**PROBLEM TO WORK ON:** Using the records below, locate all lines containing "gününe" and return them.

**DATASET EXCERPTS:**
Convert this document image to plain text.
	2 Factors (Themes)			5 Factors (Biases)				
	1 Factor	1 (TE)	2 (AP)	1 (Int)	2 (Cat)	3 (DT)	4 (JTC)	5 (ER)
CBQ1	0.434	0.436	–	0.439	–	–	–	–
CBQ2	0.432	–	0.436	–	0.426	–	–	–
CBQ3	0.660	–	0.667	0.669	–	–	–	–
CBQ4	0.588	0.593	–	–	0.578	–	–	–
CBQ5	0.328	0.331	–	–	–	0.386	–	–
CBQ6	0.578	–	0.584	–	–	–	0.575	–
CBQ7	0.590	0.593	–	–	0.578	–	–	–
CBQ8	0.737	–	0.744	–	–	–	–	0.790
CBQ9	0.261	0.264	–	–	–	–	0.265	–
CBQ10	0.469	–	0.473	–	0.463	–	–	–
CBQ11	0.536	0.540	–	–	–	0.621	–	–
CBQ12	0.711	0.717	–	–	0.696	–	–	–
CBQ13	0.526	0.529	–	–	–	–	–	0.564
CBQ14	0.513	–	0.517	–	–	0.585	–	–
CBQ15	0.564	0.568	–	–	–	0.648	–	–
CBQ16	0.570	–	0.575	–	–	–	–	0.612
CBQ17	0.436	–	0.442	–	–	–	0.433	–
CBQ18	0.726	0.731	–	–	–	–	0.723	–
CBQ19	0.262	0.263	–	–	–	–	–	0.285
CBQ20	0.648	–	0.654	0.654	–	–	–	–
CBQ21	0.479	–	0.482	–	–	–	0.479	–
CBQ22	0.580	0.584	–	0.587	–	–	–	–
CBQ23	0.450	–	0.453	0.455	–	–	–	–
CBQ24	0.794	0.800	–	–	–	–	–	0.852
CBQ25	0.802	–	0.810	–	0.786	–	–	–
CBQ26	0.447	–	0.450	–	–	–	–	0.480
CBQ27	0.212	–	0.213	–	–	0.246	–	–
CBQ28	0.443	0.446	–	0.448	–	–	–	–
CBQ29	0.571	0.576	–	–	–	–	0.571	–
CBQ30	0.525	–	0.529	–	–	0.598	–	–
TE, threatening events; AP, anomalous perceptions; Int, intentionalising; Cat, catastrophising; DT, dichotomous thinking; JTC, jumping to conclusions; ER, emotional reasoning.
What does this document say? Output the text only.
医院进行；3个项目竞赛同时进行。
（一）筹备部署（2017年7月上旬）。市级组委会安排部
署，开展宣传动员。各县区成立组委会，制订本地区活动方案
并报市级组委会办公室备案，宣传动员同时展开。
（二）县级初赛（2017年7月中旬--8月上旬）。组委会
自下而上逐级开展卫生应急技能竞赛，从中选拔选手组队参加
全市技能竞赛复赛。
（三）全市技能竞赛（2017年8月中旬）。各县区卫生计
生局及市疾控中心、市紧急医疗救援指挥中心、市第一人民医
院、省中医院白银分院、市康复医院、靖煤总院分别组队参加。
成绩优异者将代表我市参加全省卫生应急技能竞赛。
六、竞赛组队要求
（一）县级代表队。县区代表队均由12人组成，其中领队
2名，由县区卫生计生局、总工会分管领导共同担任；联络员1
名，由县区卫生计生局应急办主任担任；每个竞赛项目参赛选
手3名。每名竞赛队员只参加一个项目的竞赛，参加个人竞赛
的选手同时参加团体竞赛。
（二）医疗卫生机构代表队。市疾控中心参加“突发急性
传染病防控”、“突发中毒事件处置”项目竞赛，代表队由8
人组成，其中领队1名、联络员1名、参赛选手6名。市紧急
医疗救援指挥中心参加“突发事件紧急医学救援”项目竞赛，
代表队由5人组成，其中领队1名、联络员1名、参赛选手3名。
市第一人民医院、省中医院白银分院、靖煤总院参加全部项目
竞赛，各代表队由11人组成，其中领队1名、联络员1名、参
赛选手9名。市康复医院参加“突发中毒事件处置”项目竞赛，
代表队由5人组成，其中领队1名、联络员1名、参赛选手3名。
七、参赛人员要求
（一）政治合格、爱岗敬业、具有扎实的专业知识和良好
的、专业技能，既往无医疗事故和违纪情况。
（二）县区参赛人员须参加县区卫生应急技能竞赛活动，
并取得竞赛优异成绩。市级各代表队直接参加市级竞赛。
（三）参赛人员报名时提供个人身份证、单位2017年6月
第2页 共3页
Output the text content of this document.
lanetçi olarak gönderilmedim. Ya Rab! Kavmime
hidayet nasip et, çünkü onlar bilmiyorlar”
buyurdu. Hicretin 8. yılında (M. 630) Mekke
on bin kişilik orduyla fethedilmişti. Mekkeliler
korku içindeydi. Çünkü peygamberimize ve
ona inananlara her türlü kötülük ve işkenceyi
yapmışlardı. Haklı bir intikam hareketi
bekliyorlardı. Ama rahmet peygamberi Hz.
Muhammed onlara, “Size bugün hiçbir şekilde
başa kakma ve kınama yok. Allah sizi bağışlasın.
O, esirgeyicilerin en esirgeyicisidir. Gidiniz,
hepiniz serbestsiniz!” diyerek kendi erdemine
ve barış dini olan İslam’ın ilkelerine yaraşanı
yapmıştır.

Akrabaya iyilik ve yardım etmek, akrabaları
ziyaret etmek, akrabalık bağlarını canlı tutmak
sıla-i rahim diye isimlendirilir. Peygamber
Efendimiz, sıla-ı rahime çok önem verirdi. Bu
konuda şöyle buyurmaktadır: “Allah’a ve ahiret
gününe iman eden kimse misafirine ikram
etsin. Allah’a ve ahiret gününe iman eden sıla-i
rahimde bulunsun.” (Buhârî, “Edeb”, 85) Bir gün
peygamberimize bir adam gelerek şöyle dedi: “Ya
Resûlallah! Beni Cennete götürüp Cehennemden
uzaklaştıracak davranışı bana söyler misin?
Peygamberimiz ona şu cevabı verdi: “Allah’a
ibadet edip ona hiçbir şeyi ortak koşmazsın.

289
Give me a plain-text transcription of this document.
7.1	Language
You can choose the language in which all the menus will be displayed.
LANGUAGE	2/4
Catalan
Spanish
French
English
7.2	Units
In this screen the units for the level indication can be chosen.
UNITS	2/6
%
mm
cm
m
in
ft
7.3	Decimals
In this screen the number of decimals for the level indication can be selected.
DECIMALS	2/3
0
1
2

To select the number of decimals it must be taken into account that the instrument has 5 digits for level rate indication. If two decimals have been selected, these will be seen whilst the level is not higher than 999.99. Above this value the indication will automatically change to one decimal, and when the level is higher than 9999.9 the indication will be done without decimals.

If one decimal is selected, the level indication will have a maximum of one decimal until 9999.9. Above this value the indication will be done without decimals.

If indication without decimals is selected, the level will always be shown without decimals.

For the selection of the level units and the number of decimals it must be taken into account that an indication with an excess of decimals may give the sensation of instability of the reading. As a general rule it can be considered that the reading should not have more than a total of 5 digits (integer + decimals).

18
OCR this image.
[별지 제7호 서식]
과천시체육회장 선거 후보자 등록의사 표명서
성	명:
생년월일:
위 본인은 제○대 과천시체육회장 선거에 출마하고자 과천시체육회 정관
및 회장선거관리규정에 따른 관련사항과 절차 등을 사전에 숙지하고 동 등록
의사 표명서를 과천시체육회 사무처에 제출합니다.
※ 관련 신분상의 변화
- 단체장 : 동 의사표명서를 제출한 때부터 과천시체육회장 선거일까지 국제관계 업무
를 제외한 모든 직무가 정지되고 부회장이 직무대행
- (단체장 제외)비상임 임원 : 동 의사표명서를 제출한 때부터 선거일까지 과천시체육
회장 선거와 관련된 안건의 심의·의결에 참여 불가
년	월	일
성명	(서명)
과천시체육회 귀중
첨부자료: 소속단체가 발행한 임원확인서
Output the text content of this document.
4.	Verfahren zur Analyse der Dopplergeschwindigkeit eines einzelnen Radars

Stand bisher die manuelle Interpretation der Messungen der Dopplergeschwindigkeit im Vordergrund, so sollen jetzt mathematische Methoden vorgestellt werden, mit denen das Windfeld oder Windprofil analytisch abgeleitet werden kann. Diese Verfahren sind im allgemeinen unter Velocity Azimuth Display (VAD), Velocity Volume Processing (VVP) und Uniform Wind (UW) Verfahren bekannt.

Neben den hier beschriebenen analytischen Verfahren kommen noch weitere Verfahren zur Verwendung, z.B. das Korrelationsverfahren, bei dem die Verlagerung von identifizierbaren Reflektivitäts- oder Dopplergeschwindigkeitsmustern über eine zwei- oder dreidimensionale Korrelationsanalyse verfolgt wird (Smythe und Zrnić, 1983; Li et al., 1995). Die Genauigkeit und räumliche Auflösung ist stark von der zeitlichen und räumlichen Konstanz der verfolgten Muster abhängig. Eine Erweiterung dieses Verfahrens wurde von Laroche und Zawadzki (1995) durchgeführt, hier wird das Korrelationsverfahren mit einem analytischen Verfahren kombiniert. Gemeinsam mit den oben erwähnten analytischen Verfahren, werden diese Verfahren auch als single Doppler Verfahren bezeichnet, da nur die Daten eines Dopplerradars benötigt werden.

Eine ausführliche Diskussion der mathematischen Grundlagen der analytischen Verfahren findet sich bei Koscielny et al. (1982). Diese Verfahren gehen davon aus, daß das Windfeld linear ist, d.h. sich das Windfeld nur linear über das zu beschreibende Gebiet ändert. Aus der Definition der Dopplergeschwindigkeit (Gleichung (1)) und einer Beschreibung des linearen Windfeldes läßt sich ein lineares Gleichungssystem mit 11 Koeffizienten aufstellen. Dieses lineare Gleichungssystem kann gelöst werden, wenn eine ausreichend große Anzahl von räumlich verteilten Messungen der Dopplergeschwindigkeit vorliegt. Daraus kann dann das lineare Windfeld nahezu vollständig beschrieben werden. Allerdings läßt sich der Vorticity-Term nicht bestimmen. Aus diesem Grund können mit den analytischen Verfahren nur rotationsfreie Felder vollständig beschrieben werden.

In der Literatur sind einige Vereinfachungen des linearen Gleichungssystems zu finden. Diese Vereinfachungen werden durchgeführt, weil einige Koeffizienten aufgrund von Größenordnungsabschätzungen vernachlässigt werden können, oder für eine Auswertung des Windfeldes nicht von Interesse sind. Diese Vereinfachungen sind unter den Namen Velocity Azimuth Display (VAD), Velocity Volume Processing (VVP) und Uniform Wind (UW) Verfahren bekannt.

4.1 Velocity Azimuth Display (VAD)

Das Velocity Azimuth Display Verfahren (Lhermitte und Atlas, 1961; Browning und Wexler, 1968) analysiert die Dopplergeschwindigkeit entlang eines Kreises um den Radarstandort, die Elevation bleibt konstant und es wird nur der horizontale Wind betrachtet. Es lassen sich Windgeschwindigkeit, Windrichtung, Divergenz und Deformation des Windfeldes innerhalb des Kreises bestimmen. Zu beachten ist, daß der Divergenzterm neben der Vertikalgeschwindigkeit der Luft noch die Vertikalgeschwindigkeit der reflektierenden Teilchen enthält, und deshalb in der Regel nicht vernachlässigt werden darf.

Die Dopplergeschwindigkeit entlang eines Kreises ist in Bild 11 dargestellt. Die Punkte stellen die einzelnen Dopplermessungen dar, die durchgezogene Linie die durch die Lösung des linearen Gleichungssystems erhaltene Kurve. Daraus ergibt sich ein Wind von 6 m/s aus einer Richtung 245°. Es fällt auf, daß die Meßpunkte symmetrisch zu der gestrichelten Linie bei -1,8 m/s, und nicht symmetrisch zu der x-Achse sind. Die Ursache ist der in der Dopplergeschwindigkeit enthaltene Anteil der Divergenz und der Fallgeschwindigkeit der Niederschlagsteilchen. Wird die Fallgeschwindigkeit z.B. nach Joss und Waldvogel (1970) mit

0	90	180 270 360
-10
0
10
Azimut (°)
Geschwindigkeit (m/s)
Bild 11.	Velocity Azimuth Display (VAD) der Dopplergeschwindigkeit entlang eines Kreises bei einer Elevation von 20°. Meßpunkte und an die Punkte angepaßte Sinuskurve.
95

**THE SOLUTION:**
gününe iman eden kimse misafirine ikram
etsin. Allah’a ve ahiret gününe iman eden sıla-i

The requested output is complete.